═══ Listed entries ═══

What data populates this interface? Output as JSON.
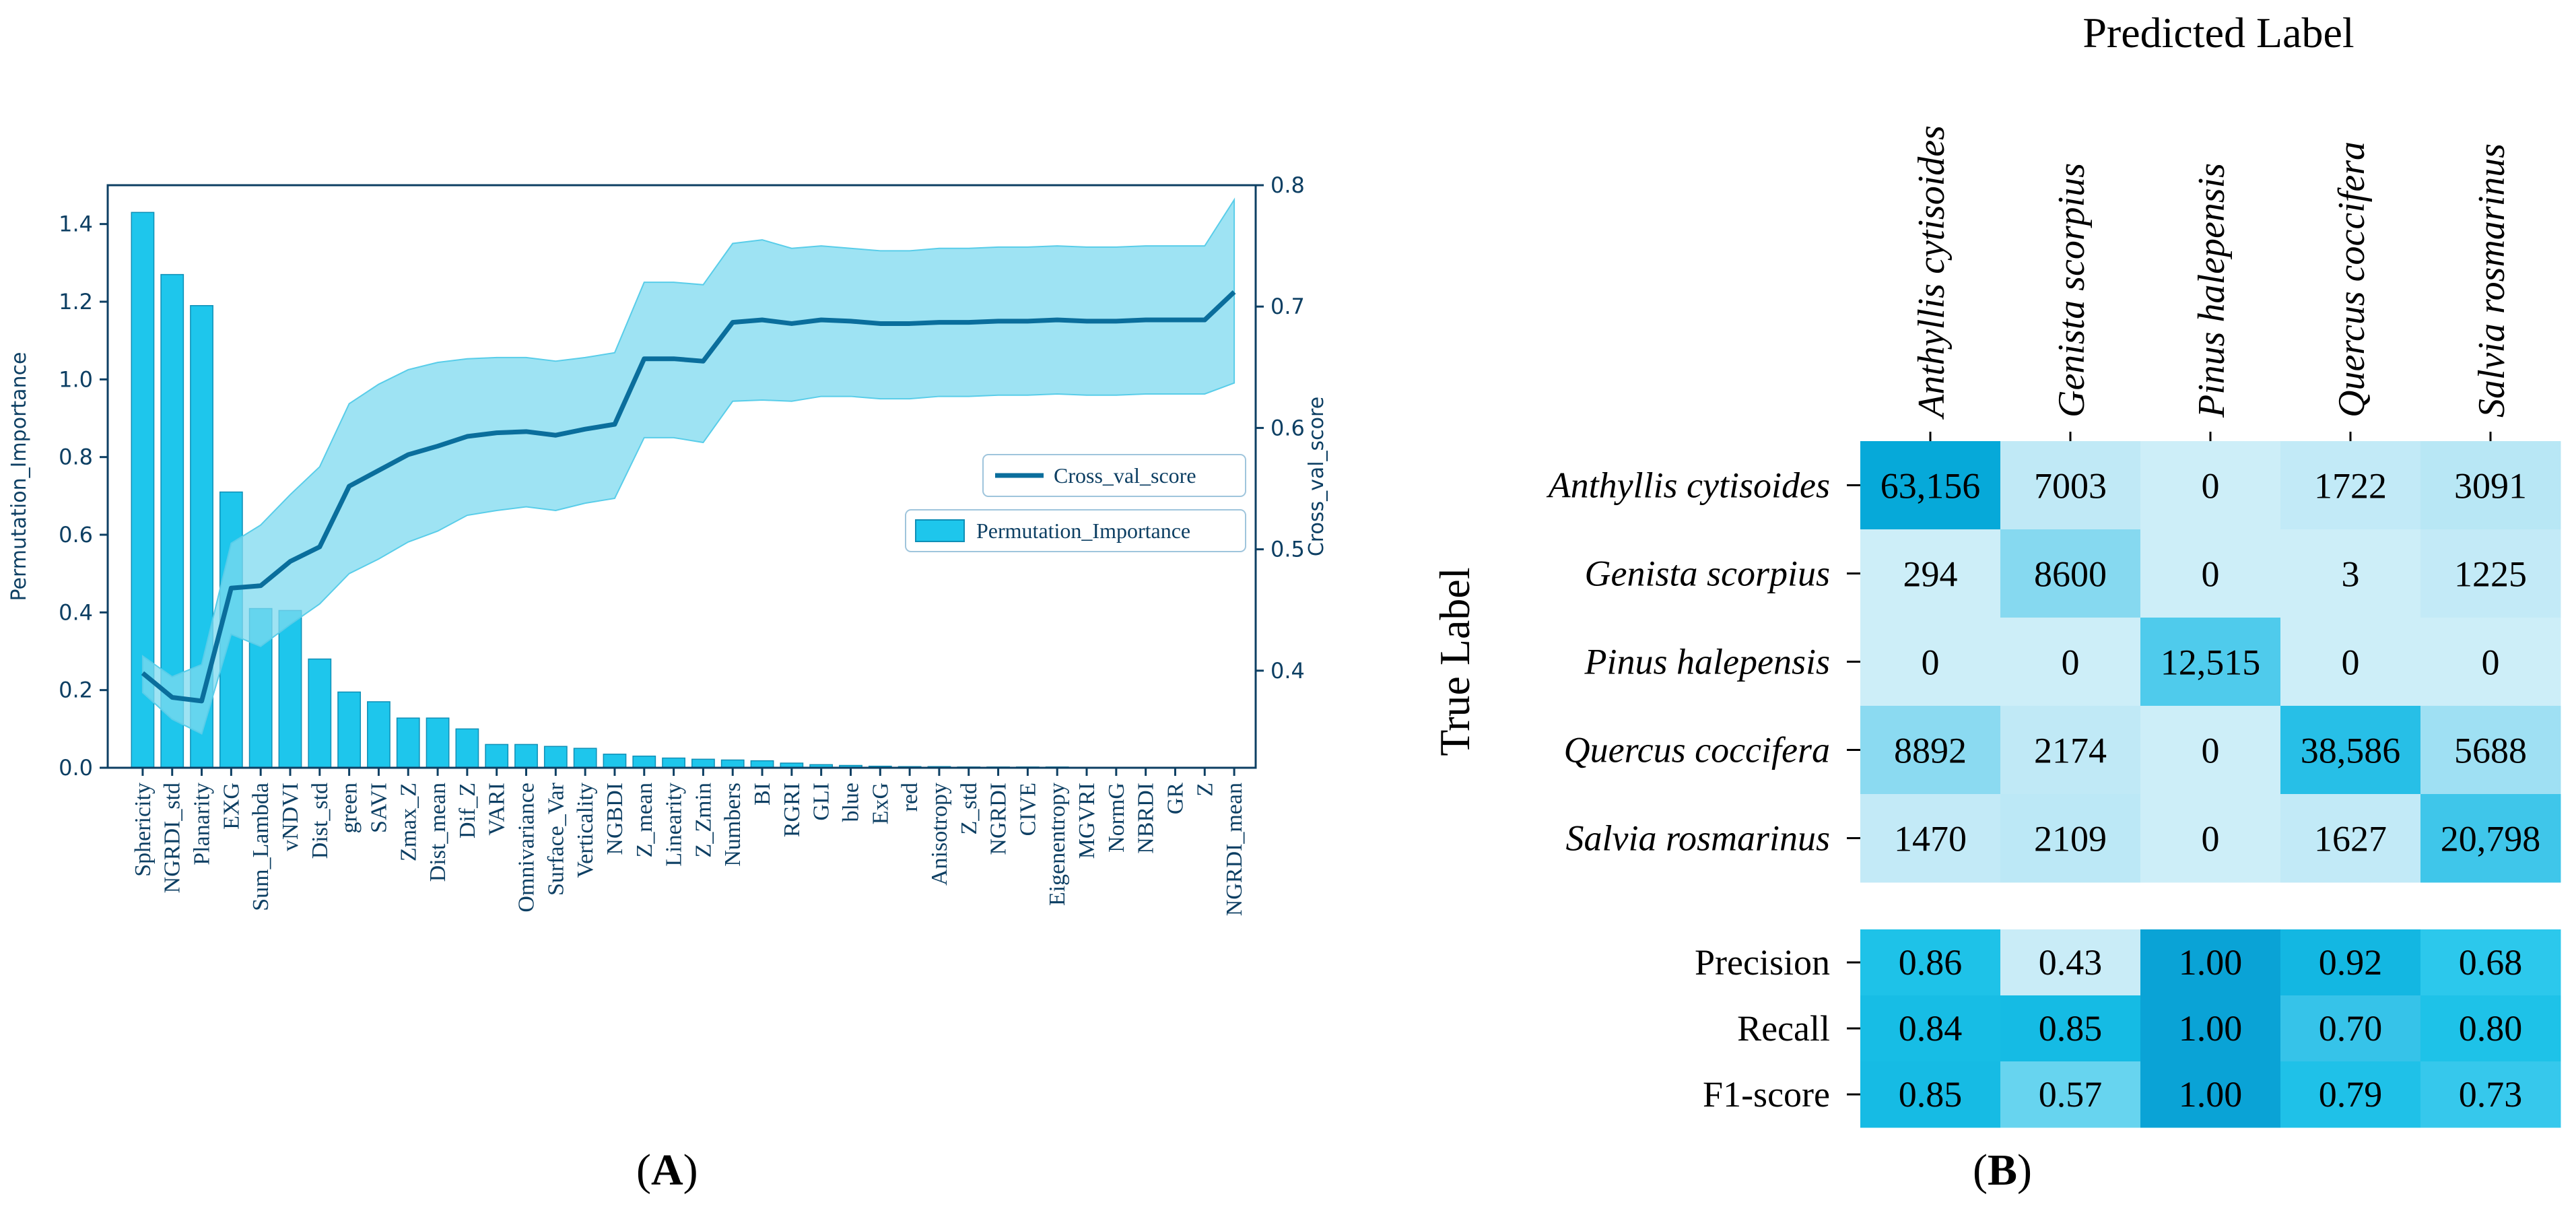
{
  "chart_data": [
    {
      "type": "bar",
      "panel": "A",
      "caption": "A",
      "ylabel_left": "Permutation_Importance",
      "ylabel_right": "Cross_val_score",
      "ylim_left": [
        0,
        1.5
      ],
      "ylim_right": [
        0.32,
        0.8
      ],
      "yticks_left": [
        "0.0",
        "0.2",
        "0.4",
        "0.6",
        "0.8",
        "1.0",
        "1.2",
        "1.4"
      ],
      "yticks_right": [
        "0.4",
        "0.5",
        "0.6",
        "0.7",
        "0.8"
      ],
      "legend_position": "center-right",
      "categories": [
        "Sphericity",
        "NGRDI_std",
        "Planarity",
        "EXG",
        "Sum_Lambda",
        "vNDVI",
        "Dist_std",
        "green",
        "SAVI",
        "Zmax_Z",
        "Dist_mean",
        "Dif_Z",
        "VARI",
        "Omnivariance",
        "Surface_Var",
        "Verticality",
        "NGBDI",
        "Z_mean",
        "Linearity",
        "Z_Zmin",
        "Numbers",
        "BI",
        "RGRI",
        "GLI",
        "blue",
        "ExG",
        "red",
        "Anisotropy",
        "Z_std",
        "NGRDI",
        "CIVE",
        "Eigenentropy",
        "MGVRI",
        "NormG",
        "NBRDI",
        "GR",
        "Z",
        "NGRDI_mean"
      ],
      "series": [
        {
          "name": "Permutation_Importance",
          "kind": "bar",
          "color": "#1ec6ec",
          "values": [
            1.43,
            1.27,
            1.19,
            0.71,
            0.41,
            0.405,
            0.28,
            0.195,
            0.17,
            0.128,
            0.128,
            0.1,
            0.06,
            0.06,
            0.055,
            0.05,
            0.035,
            0.03,
            0.025,
            0.022,
            0.02,
            0.018,
            0.012,
            0.008,
            0.006,
            0.004,
            0.003,
            0.003,
            0.002,
            0.002,
            0.002,
            0.002,
            0.001,
            0.001,
            0.001,
            0.001,
            0.001,
            0.001
          ]
        },
        {
          "name": "Cross_val_score",
          "kind": "line",
          "color": "#0a6e9c",
          "values": [
            0.398,
            0.378,
            0.375,
            0.468,
            0.47,
            0.49,
            0.502,
            0.552,
            0.565,
            0.578,
            0.585,
            0.593,
            0.596,
            0.597,
            0.594,
            0.599,
            0.603,
            0.657,
            0.657,
            0.655,
            0.687,
            0.689,
            0.686,
            0.689,
            0.688,
            0.686,
            0.686,
            0.687,
            0.687,
            0.688,
            0.688,
            0.689,
            0.688,
            0.688,
            0.689,
            0.689,
            0.689,
            0.712
          ],
          "band_upper": [
            0.412,
            0.395,
            0.405,
            0.505,
            0.52,
            0.545,
            0.568,
            0.62,
            0.636,
            0.648,
            0.654,
            0.657,
            0.658,
            0.658,
            0.655,
            0.658,
            0.662,
            0.72,
            0.72,
            0.718,
            0.752,
            0.755,
            0.748,
            0.75,
            0.748,
            0.746,
            0.746,
            0.748,
            0.748,
            0.749,
            0.749,
            0.75,
            0.749,
            0.749,
            0.75,
            0.75,
            0.75,
            0.788
          ],
          "band_lower": [
            0.382,
            0.36,
            0.348,
            0.43,
            0.42,
            0.438,
            0.455,
            0.48,
            0.492,
            0.506,
            0.515,
            0.528,
            0.532,
            0.535,
            0.532,
            0.538,
            0.542,
            0.592,
            0.592,
            0.588,
            0.622,
            0.623,
            0.622,
            0.626,
            0.626,
            0.624,
            0.624,
            0.626,
            0.626,
            0.627,
            0.627,
            0.628,
            0.627,
            0.627,
            0.628,
            0.628,
            0.628,
            0.637
          ]
        }
      ],
      "band_color": "#7ed9ef"
    },
    {
      "type": "heatmap",
      "panel": "B",
      "caption": "B",
      "xlabel": "Predicted Label",
      "ylabel": "True Label",
      "classes": [
        "Anthyllis cytisoides",
        "Genista scorpius",
        "Pinus halepensis",
        "Quercus coccifera",
        "Salvia rosmarinus"
      ],
      "matrix": [
        [
          "63,156",
          "7003",
          "0",
          "1722",
          "3091"
        ],
        [
          "294",
          "8600",
          "0",
          "3",
          "1225"
        ],
        [
          "0",
          "0",
          "12,515",
          "0",
          "0"
        ],
        [
          "8892",
          "2174",
          "0",
          "38,586",
          "5688"
        ],
        [
          "1470",
          "2109",
          "0",
          "1627",
          "20,798"
        ]
      ],
      "matrix_colors": [
        [
          "#06a9d9",
          "#c0e9f6",
          "#cdeef8",
          "#c2eaf7",
          "#b8e7f5"
        ],
        [
          "#cdeef8",
          "#86d9f0",
          "#cdeef8",
          "#cdeef8",
          "#c3eaf7"
        ],
        [
          "#cdeef8",
          "#cdeef8",
          "#4fcbec",
          "#cdeef8",
          "#cdeef8"
        ],
        [
          "#8bdaf1",
          "#c0e9f6",
          "#cdeef8",
          "#27bfe7",
          "#9fe0f3"
        ],
        [
          "#c3eaf7",
          "#bce8f6",
          "#cdeef8",
          "#c2eaf7",
          "#3fc6ea"
        ]
      ],
      "metrics_rows": [
        "Precision",
        "Recall",
        "F1-score"
      ],
      "metrics": [
        [
          "0.86",
          "0.43",
          "1.00",
          "0.92",
          "0.68"
        ],
        [
          "0.84",
          "0.85",
          "1.00",
          "0.70",
          "0.80"
        ],
        [
          "0.85",
          "0.57",
          "1.00",
          "0.79",
          "0.73"
        ]
      ],
      "metrics_colors": [
        [
          "#1ec2e8",
          "#c9ecf7",
          "#0aa3d6",
          "#13b7e2",
          "#2cc8ec"
        ],
        [
          "#17bde5",
          "#15bbe4",
          "#0aa3d6",
          "#36c3e9",
          "#1ec2e8"
        ],
        [
          "#16bbe4",
          "#67d4ef",
          "#0aa3d6",
          "#1fc1e8",
          "#36c8ec"
        ]
      ]
    }
  ]
}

═══

◆ **Exercise**
Write out the whole listing again, exactly, with no pictures.

◆ **Answer to the problem**
What data populates this interface? Output as JSON.
{
  "chart_data": [
    {
      "type": "bar",
      "panel": "A",
      "caption": "A",
      "ylabel_left": "Permutation_Importance",
      "ylabel_right": "Cross_val_score",
      "ylim_left": [
        0,
        1.5
      ],
      "ylim_right": [
        0.32,
        0.8
      ],
      "yticks_left": [
        "0.0",
        "0.2",
        "0.4",
        "0.6",
        "0.8",
        "1.0",
        "1.2",
        "1.4"
      ],
      "yticks_right": [
        "0.4",
        "0.5",
        "0.6",
        "0.7",
        "0.8"
      ],
      "legend_position": "center-right",
      "categories": [
        "Sphericity",
        "NGRDI_std",
        "Planarity",
        "EXG",
        "Sum_Lambda",
        "vNDVI",
        "Dist_std",
        "green",
        "SAVI",
        "Zmax_Z",
        "Dist_mean",
        "Dif_Z",
        "VARI",
        "Omnivariance",
        "Surface_Var",
        "Verticality",
        "NGBDI",
        "Z_mean",
        "Linearity",
        "Z_Zmin",
        "Numbers",
        "BI",
        "RGRI",
        "GLI",
        "blue",
        "ExG",
        "red",
        "Anisotropy",
        "Z_std",
        "NGRDI",
        "CIVE",
        "Eigenentropy",
        "MGVRI",
        "NormG",
        "NBRDI",
        "GR",
        "Z",
        "NGRDI_mean"
      ],
      "series": [
        {
          "name": "Permutation_Importance",
          "kind": "bar",
          "color": "#1ec6ec",
          "values": [
            1.43,
            1.27,
            1.19,
            0.71,
            0.41,
            0.405,
            0.28,
            0.195,
            0.17,
            0.128,
            0.128,
            0.1,
            0.06,
            0.06,
            0.055,
            0.05,
            0.035,
            0.03,
            0.025,
            0.022,
            0.02,
            0.018,
            0.012,
            0.008,
            0.006,
            0.004,
            0.003,
            0.003,
            0.002,
            0.002,
            0.002,
            0.002,
            0.001,
            0.001,
            0.001,
            0.001,
            0.001,
            0.001
          ]
        },
        {
          "name": "Cross_val_score",
          "kind": "line",
          "color": "#0a6e9c",
          "values": [
            0.398,
            0.378,
            0.375,
            0.468,
            0.47,
            0.49,
            0.502,
            0.552,
            0.565,
            0.578,
            0.585,
            0.593,
            0.596,
            0.597,
            0.594,
            0.599,
            0.603,
            0.657,
            0.657,
            0.655,
            0.687,
            0.689,
            0.686,
            0.689,
            0.688,
            0.686,
            0.686,
            0.687,
            0.687,
            0.688,
            0.688,
            0.689,
            0.688,
            0.688,
            0.689,
            0.689,
            0.689,
            0.712
          ],
          "band_upper": [
            0.412,
            0.395,
            0.405,
            0.505,
            0.52,
            0.545,
            0.568,
            0.62,
            0.636,
            0.648,
            0.654,
            0.657,
            0.658,
            0.658,
            0.655,
            0.658,
            0.662,
            0.72,
            0.72,
            0.718,
            0.752,
            0.755,
            0.748,
            0.75,
            0.748,
            0.746,
            0.746,
            0.748,
            0.748,
            0.749,
            0.749,
            0.75,
            0.749,
            0.749,
            0.75,
            0.75,
            0.75,
            0.788
          ],
          "band_lower": [
            0.382,
            0.36,
            0.348,
            0.43,
            0.42,
            0.438,
            0.455,
            0.48,
            0.492,
            0.506,
            0.515,
            0.528,
            0.532,
            0.535,
            0.532,
            0.538,
            0.542,
            0.592,
            0.592,
            0.588,
            0.622,
            0.623,
            0.622,
            0.626,
            0.626,
            0.624,
            0.624,
            0.626,
            0.626,
            0.627,
            0.627,
            0.628,
            0.627,
            0.627,
            0.628,
            0.628,
            0.628,
            0.637
          ]
        }
      ],
      "band_color": "#7ed9ef"
    },
    {
      "type": "heatmap",
      "panel": "B",
      "caption": "B",
      "xlabel": "Predicted Label",
      "ylabel": "True Label",
      "classes": [
        "Anthyllis cytisoides",
        "Genista scorpius",
        "Pinus halepensis",
        "Quercus coccifera",
        "Salvia rosmarinus"
      ],
      "matrix": [
        [
          "63,156",
          "7003",
          "0",
          "1722",
          "3091"
        ],
        [
          "294",
          "8600",
          "0",
          "3",
          "1225"
        ],
        [
          "0",
          "0",
          "12,515",
          "0",
          "0"
        ],
        [
          "8892",
          "2174",
          "0",
          "38,586",
          "5688"
        ],
        [
          "1470",
          "2109",
          "0",
          "1627",
          "20,798"
        ]
      ],
      "matrix_colors": [
        [
          "#06a9d9",
          "#c0e9f6",
          "#cdeef8",
          "#c2eaf7",
          "#b8e7f5"
        ],
        [
          "#cdeef8",
          "#86d9f0",
          "#cdeef8",
          "#cdeef8",
          "#c3eaf7"
        ],
        [
          "#cdeef8",
          "#cdeef8",
          "#4fcbec",
          "#cdeef8",
          "#cdeef8"
        ],
        [
          "#8bdaf1",
          "#c0e9f6",
          "#cdeef8",
          "#27bfe7",
          "#9fe0f3"
        ],
        [
          "#c3eaf7",
          "#bce8f6",
          "#cdeef8",
          "#c2eaf7",
          "#3fc6ea"
        ]
      ],
      "metrics_rows": [
        "Precision",
        "Recall",
        "F1-score"
      ],
      "metrics": [
        [
          "0.86",
          "0.43",
          "1.00",
          "0.92",
          "0.68"
        ],
        [
          "0.84",
          "0.85",
          "1.00",
          "0.70",
          "0.80"
        ],
        [
          "0.85",
          "0.57",
          "1.00",
          "0.79",
          "0.73"
        ]
      ],
      "metrics_colors": [
        [
          "#1ec2e8",
          "#c9ecf7",
          "#0aa3d6",
          "#13b7e2",
          "#2cc8ec"
        ],
        [
          "#17bde5",
          "#15bbe4",
          "#0aa3d6",
          "#36c3e9",
          "#1ec2e8"
        ],
        [
          "#16bbe4",
          "#67d4ef",
          "#0aa3d6",
          "#1fc1e8",
          "#36c8ec"
        ]
      ]
    }
  ]
}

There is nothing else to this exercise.